Written exercise: Reproduce each of the lines word for word.

Supplied material:
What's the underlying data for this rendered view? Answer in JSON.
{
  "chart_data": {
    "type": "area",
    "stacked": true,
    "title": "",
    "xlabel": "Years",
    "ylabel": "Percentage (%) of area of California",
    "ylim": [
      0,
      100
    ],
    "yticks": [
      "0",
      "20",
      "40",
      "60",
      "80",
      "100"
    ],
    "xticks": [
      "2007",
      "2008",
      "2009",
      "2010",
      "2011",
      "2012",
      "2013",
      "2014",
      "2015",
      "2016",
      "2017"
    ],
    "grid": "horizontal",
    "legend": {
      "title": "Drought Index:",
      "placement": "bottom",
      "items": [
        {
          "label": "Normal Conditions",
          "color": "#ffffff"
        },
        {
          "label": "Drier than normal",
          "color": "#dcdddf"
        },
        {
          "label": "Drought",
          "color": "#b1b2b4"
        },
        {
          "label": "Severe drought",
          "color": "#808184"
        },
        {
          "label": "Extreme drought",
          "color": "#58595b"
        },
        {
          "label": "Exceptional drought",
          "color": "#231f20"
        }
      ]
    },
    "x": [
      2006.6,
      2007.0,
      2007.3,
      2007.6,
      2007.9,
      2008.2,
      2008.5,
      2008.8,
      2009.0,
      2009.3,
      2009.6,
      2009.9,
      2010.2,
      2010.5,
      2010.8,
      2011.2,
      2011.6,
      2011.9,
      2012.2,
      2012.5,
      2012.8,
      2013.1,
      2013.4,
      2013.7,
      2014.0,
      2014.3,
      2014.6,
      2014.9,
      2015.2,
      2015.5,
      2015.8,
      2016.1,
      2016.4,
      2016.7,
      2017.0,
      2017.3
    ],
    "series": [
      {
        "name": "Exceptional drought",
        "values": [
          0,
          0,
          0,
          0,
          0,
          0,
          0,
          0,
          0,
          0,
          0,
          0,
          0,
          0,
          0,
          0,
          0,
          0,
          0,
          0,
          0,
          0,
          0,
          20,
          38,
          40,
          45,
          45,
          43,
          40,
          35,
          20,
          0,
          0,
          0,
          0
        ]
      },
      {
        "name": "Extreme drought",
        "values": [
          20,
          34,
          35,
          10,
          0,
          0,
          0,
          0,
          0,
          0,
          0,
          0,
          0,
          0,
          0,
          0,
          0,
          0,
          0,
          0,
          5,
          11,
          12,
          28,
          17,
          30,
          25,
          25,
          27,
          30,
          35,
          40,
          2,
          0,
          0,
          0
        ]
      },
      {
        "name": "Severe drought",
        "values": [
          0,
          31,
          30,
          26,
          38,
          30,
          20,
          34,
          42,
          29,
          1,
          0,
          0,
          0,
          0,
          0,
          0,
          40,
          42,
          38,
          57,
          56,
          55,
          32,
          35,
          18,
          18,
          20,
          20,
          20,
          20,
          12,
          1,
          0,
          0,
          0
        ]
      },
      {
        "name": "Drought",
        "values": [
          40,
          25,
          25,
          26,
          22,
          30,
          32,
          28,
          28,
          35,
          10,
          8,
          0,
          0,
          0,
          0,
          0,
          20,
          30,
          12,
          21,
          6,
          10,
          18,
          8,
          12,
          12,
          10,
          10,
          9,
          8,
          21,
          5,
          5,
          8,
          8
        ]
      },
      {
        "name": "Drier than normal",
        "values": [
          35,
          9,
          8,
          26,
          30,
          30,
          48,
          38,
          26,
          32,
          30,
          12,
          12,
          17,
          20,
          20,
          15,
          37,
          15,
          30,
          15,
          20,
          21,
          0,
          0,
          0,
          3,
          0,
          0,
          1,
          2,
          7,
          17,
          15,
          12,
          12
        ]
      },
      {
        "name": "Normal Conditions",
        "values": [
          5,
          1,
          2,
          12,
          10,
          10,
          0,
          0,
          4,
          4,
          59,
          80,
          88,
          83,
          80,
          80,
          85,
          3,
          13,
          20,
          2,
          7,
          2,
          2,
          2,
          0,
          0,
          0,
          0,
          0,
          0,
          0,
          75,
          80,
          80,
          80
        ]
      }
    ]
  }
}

Task output:
What's the underlying data for this rendered view? Answer in JSON.
{
  "chart_data": {
    "type": "area",
    "stacked": true,
    "title": "",
    "xlabel": "Years",
    "ylabel": "Percentage (%) of area of California",
    "ylim": [
      0,
      100
    ],
    "yticks": [
      "0",
      "20",
      "40",
      "60",
      "80",
      "100"
    ],
    "xticks": [
      "2007",
      "2008",
      "2009",
      "2010",
      "2011",
      "2012",
      "2013",
      "2014",
      "2015",
      "2016",
      "2017"
    ],
    "grid": "horizontal",
    "legend": {
      "title": "Drought Index:",
      "placement": "bottom",
      "items": [
        {
          "label": "Normal Conditions",
          "color": "#ffffff"
        },
        {
          "label": "Drier than normal",
          "color": "#dcdddf"
        },
        {
          "label": "Drought",
          "color": "#b1b2b4"
        },
        {
          "label": "Severe drought",
          "color": "#808184"
        },
        {
          "label": "Extreme drought",
          "color": "#58595b"
        },
        {
          "label": "Exceptional drought",
          "color": "#231f20"
        }
      ]
    },
    "x": [
      2006.6,
      2007.0,
      2007.3,
      2007.6,
      2007.9,
      2008.2,
      2008.5,
      2008.8,
      2009.0,
      2009.3,
      2009.6,
      2009.9,
      2010.2,
      2010.5,
      2010.8,
      2011.2,
      2011.6,
      2011.9,
      2012.2,
      2012.5,
      2012.8,
      2013.1,
      2013.4,
      2013.7,
      2014.0,
      2014.3,
      2014.6,
      2014.9,
      2015.2,
      2015.5,
      2015.8,
      2016.1,
      2016.4,
      2016.7,
      2017.0,
      2017.3
    ],
    "series": [
      {
        "name": "Exceptional drought",
        "values": [
          0,
          0,
          0,
          0,
          0,
          0,
          0,
          0,
          0,
          0,
          0,
          0,
          0,
          0,
          0,
          0,
          0,
          0,
          0,
          0,
          0,
          0,
          0,
          20,
          38,
          40,
          45,
          45,
          43,
          40,
          35,
          20,
          0,
          0,
          0,
          0
        ]
      },
      {
        "name": "Extreme drought",
        "values": [
          20,
          34,
          35,
          10,
          0,
          0,
          0,
          0,
          0,
          0,
          0,
          0,
          0,
          0,
          0,
          0,
          0,
          0,
          0,
          0,
          5,
          11,
          12,
          28,
          17,
          30,
          25,
          25,
          27,
          30,
          35,
          40,
          2,
          0,
          0,
          0
        ]
      },
      {
        "name": "Severe drought",
        "values": [
          0,
          31,
          30,
          26,
          38,
          30,
          20,
          34,
          42,
          29,
          1,
          0,
          0,
          0,
          0,
          0,
          0,
          40,
          42,
          38,
          57,
          56,
          55,
          32,
          35,
          18,
          18,
          20,
          20,
          20,
          20,
          12,
          1,
          0,
          0,
          0
        ]
      },
      {
        "name": "Drought",
        "values": [
          40,
          25,
          25,
          26,
          22,
          30,
          32,
          28,
          28,
          35,
          10,
          8,
          0,
          0,
          0,
          0,
          0,
          20,
          30,
          12,
          21,
          6,
          10,
          18,
          8,
          12,
          12,
          10,
          10,
          9,
          8,
          21,
          5,
          5,
          8,
          8
        ]
      },
      {
        "name": "Drier than normal",
        "values": [
          35,
          9,
          8,
          26,
          30,
          30,
          48,
          38,
          26,
          32,
          30,
          12,
          12,
          17,
          20,
          20,
          15,
          37,
          15,
          30,
          15,
          20,
          21,
          0,
          0,
          0,
          3,
          0,
          0,
          1,
          2,
          7,
          17,
          15,
          12,
          12
        ]
      },
      {
        "name": "Normal Conditions",
        "values": [
          5,
          1,
          2,
          12,
          10,
          10,
          0,
          0,
          4,
          4,
          59,
          80,
          88,
          83,
          80,
          80,
          85,
          3,
          13,
          20,
          2,
          7,
          2,
          2,
          2,
          0,
          0,
          0,
          0,
          0,
          0,
          0,
          75,
          80,
          80,
          80
        ]
      }
    ]
  }
}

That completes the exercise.